**AIM OF THE EXERCISE:**
Below are the records. List every line holding the word "color".

## Begin EXCERPTED DATA

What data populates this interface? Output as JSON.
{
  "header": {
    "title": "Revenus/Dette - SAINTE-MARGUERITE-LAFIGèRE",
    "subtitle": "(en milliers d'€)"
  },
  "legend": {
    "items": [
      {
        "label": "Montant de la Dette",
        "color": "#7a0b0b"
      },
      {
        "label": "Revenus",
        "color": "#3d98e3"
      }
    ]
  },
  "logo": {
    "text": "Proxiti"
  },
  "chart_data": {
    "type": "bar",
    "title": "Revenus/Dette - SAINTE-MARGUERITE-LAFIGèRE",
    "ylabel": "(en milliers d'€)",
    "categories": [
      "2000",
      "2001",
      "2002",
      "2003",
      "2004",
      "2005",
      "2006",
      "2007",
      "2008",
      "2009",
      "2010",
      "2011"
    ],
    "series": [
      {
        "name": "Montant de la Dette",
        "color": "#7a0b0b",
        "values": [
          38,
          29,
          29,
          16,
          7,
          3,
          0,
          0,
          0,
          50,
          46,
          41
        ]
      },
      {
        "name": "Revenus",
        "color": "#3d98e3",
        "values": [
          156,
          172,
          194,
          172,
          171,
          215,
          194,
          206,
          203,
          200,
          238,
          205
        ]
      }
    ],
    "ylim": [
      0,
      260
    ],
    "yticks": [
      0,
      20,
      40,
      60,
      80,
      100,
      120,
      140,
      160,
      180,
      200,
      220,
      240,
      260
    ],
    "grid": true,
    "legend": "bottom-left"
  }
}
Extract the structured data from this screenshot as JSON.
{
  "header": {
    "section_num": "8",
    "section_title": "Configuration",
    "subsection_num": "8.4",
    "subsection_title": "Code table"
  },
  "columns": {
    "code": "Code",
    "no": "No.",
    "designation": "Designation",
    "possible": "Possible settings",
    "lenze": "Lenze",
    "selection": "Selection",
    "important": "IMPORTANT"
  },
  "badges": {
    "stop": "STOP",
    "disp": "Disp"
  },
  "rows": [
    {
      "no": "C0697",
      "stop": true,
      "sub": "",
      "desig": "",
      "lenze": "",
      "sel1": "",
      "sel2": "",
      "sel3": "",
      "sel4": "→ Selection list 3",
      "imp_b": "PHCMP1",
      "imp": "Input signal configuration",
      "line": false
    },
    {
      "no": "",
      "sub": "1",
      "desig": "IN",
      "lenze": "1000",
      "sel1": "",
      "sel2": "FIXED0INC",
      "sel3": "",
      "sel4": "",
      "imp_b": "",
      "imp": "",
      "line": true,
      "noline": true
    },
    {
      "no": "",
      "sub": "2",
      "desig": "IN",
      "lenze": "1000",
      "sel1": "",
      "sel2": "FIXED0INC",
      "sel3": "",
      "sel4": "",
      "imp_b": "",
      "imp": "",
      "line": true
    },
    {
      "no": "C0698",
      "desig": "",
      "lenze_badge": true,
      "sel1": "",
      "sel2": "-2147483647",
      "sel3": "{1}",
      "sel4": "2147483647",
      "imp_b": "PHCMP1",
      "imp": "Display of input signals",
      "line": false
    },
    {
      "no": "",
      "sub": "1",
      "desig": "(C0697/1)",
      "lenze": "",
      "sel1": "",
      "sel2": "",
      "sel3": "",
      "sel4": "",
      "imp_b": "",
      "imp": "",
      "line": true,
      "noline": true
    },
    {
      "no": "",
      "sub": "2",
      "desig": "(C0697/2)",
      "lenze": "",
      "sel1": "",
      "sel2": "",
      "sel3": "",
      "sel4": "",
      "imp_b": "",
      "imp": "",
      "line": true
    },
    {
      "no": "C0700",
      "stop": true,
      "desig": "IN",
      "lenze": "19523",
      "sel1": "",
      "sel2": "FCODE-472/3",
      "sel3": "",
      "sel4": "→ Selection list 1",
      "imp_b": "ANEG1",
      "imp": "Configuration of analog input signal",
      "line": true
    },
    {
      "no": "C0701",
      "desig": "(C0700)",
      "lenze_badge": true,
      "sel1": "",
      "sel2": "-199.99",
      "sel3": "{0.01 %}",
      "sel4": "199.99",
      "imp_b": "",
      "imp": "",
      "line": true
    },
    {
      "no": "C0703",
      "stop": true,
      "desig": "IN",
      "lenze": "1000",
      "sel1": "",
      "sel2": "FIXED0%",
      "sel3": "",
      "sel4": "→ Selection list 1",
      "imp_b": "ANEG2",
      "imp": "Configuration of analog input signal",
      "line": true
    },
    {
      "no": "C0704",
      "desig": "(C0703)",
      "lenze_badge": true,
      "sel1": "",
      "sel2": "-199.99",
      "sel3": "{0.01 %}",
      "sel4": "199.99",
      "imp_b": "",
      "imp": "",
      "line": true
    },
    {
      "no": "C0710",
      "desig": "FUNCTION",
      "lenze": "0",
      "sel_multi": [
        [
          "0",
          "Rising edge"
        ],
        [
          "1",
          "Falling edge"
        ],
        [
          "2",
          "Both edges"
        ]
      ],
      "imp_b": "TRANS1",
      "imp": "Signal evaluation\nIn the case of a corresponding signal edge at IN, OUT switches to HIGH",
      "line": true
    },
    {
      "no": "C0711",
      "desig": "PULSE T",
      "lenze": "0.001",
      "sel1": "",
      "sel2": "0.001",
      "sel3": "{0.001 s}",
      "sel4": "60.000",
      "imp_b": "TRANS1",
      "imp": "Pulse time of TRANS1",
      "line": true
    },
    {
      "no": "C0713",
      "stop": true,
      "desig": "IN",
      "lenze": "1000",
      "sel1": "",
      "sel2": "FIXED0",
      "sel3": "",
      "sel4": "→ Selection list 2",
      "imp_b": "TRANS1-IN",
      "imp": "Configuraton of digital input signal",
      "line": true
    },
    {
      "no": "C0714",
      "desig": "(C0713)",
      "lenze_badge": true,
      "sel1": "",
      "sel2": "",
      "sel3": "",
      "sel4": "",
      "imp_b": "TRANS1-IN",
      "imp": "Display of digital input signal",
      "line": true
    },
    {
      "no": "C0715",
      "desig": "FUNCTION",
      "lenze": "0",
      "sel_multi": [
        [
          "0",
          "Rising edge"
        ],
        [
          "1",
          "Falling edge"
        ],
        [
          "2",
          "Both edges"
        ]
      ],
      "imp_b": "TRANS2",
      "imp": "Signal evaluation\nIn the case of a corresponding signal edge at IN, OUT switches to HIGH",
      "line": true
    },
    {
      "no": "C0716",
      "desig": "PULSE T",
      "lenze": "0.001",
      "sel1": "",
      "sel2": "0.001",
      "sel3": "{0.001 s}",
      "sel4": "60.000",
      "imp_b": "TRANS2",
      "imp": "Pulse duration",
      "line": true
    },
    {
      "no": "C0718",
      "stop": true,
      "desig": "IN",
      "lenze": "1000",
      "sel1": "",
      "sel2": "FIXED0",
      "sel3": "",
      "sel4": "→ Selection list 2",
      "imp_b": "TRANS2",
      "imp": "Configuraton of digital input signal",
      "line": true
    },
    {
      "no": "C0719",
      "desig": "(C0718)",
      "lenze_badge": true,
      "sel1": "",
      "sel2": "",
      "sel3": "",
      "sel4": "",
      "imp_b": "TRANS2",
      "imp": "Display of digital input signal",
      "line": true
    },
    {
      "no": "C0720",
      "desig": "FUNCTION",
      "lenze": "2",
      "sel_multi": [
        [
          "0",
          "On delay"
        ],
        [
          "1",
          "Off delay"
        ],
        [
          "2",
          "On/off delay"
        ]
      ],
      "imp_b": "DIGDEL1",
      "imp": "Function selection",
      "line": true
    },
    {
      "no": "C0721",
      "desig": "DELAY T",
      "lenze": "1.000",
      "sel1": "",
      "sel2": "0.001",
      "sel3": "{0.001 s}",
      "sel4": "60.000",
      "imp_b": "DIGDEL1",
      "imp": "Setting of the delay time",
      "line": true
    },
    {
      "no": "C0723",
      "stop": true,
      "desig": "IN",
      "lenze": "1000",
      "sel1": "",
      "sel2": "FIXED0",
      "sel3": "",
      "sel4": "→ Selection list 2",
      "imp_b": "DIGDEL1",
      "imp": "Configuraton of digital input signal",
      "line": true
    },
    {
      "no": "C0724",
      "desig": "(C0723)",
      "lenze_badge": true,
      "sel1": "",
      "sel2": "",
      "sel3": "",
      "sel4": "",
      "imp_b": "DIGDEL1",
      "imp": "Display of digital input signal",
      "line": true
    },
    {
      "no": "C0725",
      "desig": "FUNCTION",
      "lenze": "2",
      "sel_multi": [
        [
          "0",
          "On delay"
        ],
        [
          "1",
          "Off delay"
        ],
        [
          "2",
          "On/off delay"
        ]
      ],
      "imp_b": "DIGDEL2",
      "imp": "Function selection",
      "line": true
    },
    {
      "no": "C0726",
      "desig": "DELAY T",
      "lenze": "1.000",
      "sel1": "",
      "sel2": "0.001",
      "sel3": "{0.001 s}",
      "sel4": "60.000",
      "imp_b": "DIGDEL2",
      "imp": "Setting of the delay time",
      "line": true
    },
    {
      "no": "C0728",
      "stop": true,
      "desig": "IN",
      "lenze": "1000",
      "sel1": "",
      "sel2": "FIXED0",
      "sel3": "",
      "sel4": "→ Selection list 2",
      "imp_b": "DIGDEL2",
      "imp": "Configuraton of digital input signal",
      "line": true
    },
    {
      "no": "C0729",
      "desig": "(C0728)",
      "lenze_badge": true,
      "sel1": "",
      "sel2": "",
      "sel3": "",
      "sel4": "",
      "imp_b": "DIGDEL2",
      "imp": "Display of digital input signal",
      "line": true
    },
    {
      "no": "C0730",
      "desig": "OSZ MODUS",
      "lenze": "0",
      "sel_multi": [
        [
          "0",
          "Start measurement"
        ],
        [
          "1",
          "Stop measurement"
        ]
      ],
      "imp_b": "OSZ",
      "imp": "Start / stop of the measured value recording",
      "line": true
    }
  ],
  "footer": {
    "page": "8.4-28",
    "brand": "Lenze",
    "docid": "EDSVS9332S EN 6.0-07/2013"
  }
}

## End EXCERPTED DATA

**FULL SOLUTION:**
        "color": "#7a0b0b"
        "color": "#3d98e3"
        "color": "#7a0b0b",
        "color": "#3d98e3",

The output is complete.